Check every line below for the word "didn" and copy each one that has it.

####################

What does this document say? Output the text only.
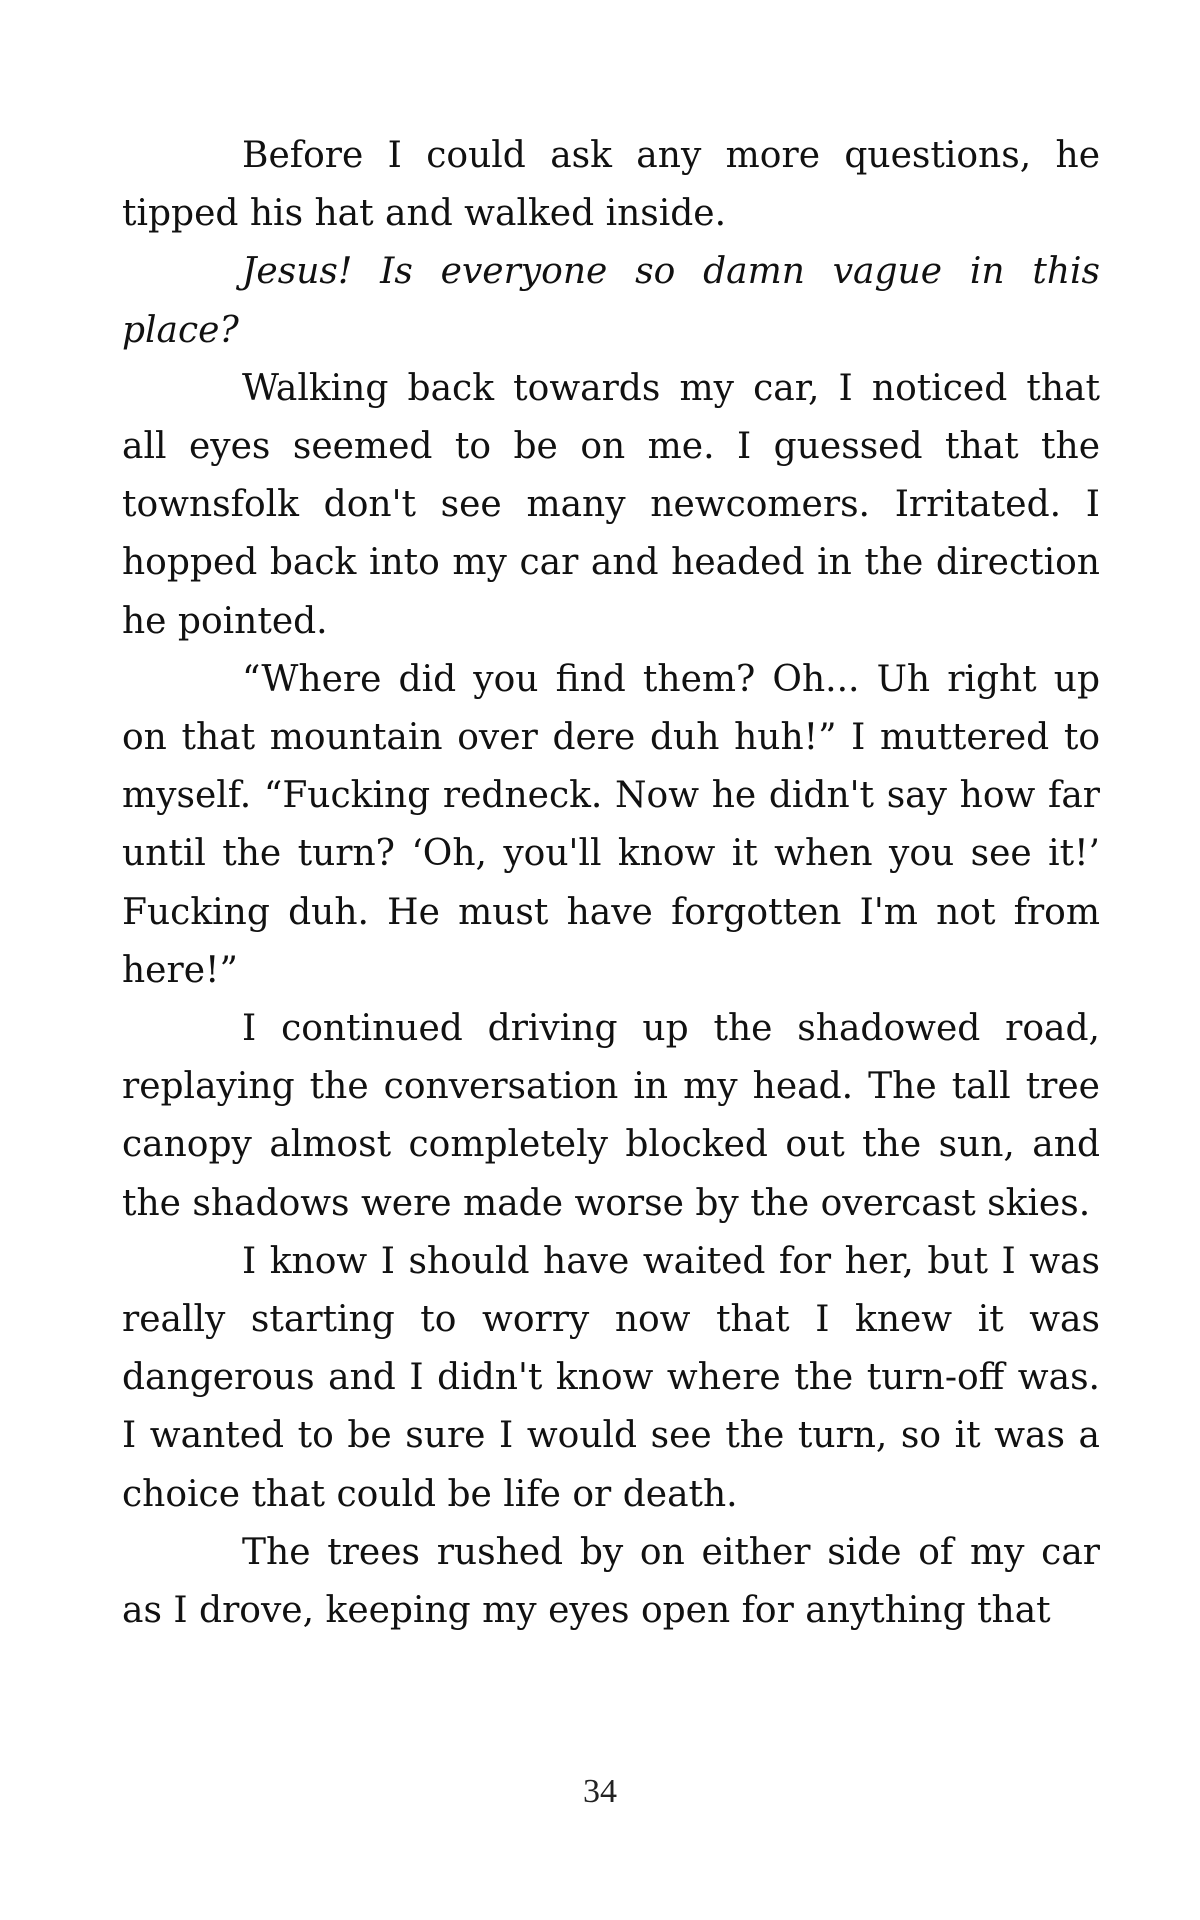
Before I could ask any more questions, he tipped his hat and walked inside.

Jesus! Is everyone so damn vague in this place?

Walking back towards my car, I noticed that all eyes seemed to be on me. I guessed that the townsfolk don't see many newcomers. Irritated. I hopped back into my car and headed in the direction he pointed.

“Where did you find them? Oh... Uh right up on that mountain over dere duh huh!” I muttered to myself. “Fucking redneck. Now he didn't say how far until the turn? ‘Oh, you'll know it when you see it!’ Fucking duh. He must have forgotten I'm not from here!”

I continued driving up the shadowed road, replaying the conversation in my head. The tall tree canopy almost completely blocked out the sun, and the shadows were made worse by the overcast skies.

I know I should have waited for her, but I was really starting to worry now that I knew it was dangerous and I didn't know where the turn-off was. I wanted to be sure I would see the turn, so it was a choice that could be life or death.

The trees rushed by on either side of my car as I drove, keeping my eyes open for anything that

34
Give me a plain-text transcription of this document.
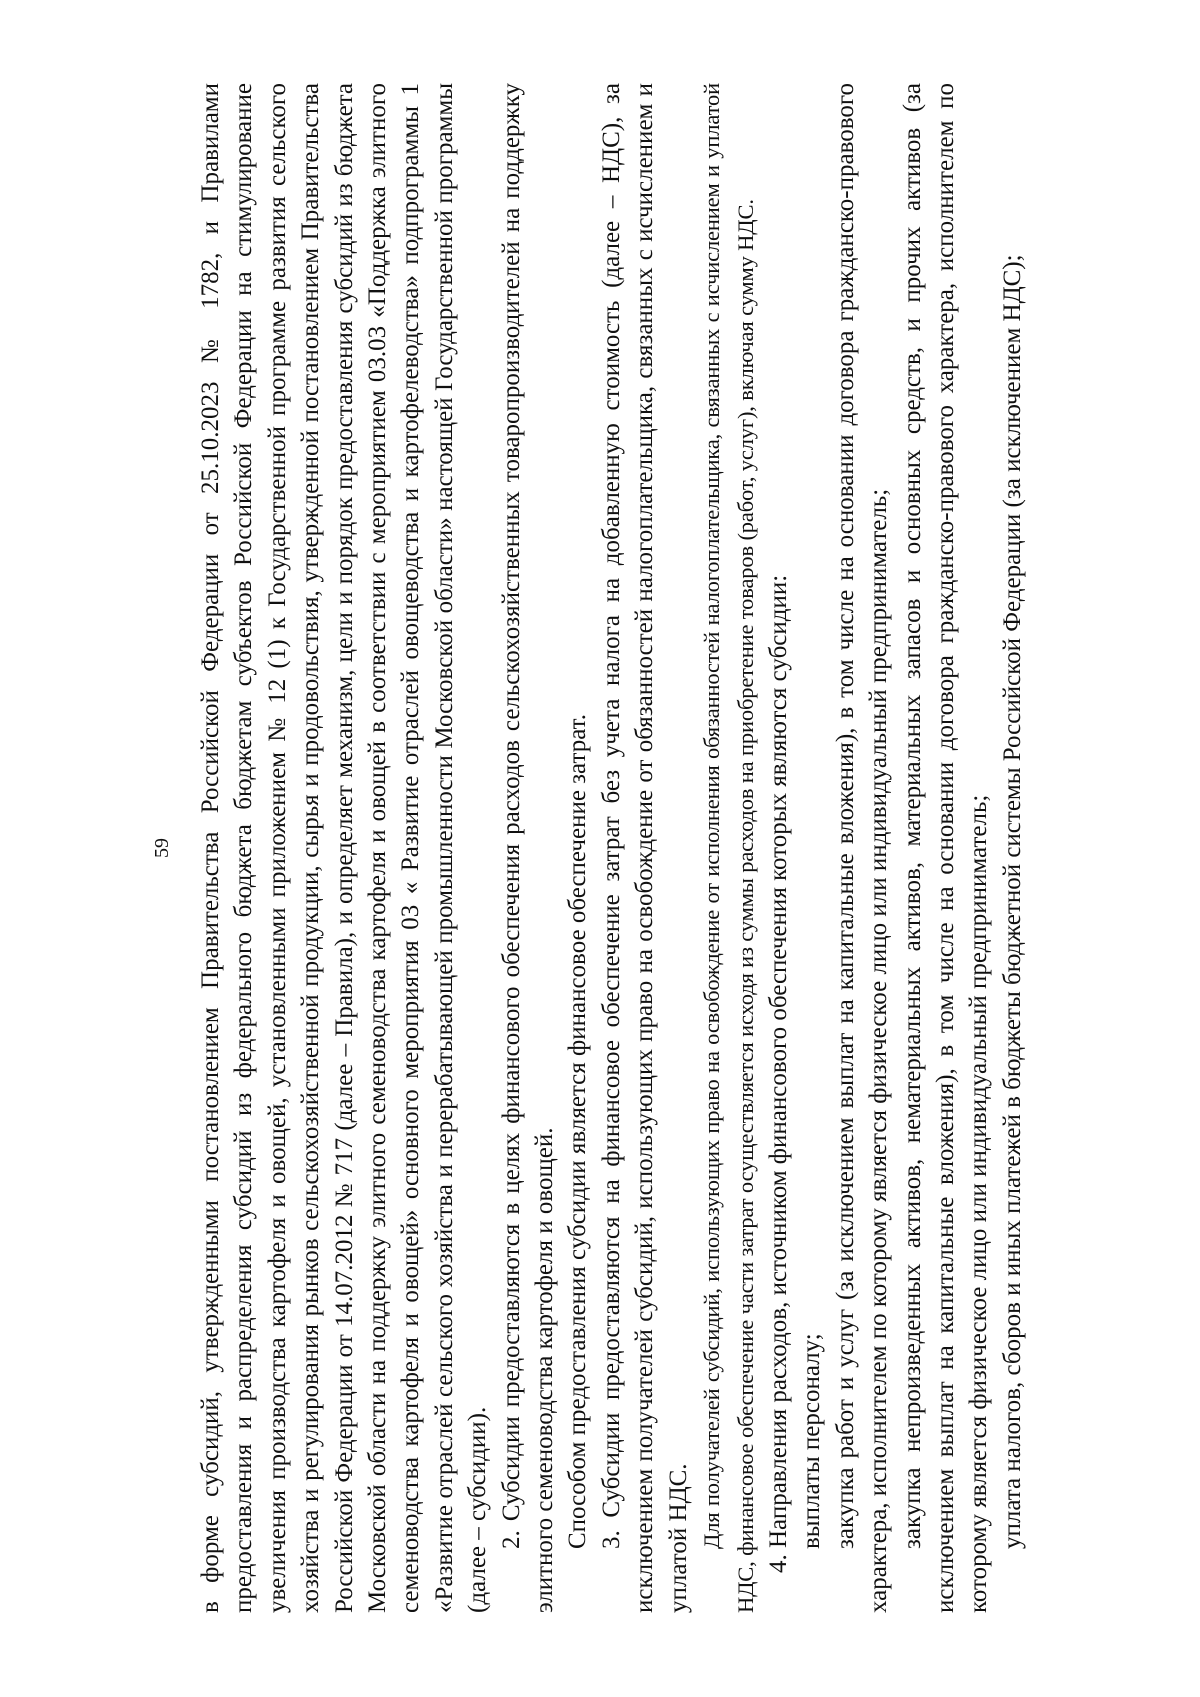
59 в форме субсидий, утвержденными постановлением Правительства Российской Федерации от 25.10.2023 № 1782, и Правилами предоставления и распределения субсидий из федерального бюджета бюджетам субъектов Российской Федерации на стимулирование увеличения производства картофеля и овощей, установленными приложением № 12 (1) к Государственной программе развития сельского хозяйства и регулирования рынков сельскохозяйственной продукции, сырья и продовольствия, утвержденной постановлением Правительства Российской Федерации от 14.07.2012 № 717 (далее – Правила), и определяет механизм, цели и порядок предоставления субсидий из бюджета Московской области на поддержку элитного семеноводства картофеля и овощей в соответствии с мероприятием 03.03 «Поддержка элитного семеноводства картофеля и овощей» основного мероприятия 03 « Развитие отраслей овощеводства и картофелеводства» подпрограммы 1 «Развитие отраслей сельского хозяйства и перерабатывающей промышленности Московской области» настоящей Государственной программы (далее – субсидии). 2. Субсидии предоставляются в целях финансового обеспечения расходов сельскохозяйственных товаропроизводителей на поддержку элитного семеноводства картофеля и овощей. Способом предоставления субсидии является финансовое обеспечение затрат. 3. Субсидии предоставляются на финансовое обеспечение затрат без учета налога на добавленную стоимость (далее – НДС), за исключением получателей субсидий, использующих право на освобождение от обязанностей налогоплательщика, связанных с исчислением и уплатой НДС. Для получателей субсидий, использующих право на освобождение от исполнения обязанностей налогоплательщика, связанных с исчислением и уплатой НДС, финансовое обеспечение части затрат осуществляется исходя из суммы расходов на приобретение товаров (работ, услуг), включая сумму НДС. 4. Направления расходов, источником финансового обеспечения которых являются субсидии: выплаты персоналу; закупка работ и услуг (за исключением выплат на капитальные вложения), в том числе на основании договора гражданско-правового характера, исполнителем по которому является физическое лицо или индивидуальный предприниматель; закупка непроизведенных активов, нематериальных активов, материальных запасов и основных средств, и прочих активов (за исключением выплат на капитальные вложения), в том числе на основании договора гражданско-правового характера, исполнителем по которому является физическое лицо или индивидуальный предприниматель; уплата налогов, сборов и иных платежей в бюджеты бюджетной системы Российской Федерации (за исключением НДС);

####################

> [Exercise solution]:
“Where did you find them? Oh... Uh right up on that mountain over dere duh huh!” I muttered to myself. “Fucking redneck. Now he didn't say how far until the turn? ‘Oh, you'll know it when you see it!’ Fucking duh. He must have forgotten I'm not from here!”
I know I should have waited for her, but I was really starting to worry now that I knew it was dangerous and I didn't know where the turn-off was. I wanted to be sure I would see the turn, so it was a choice that could be life or death.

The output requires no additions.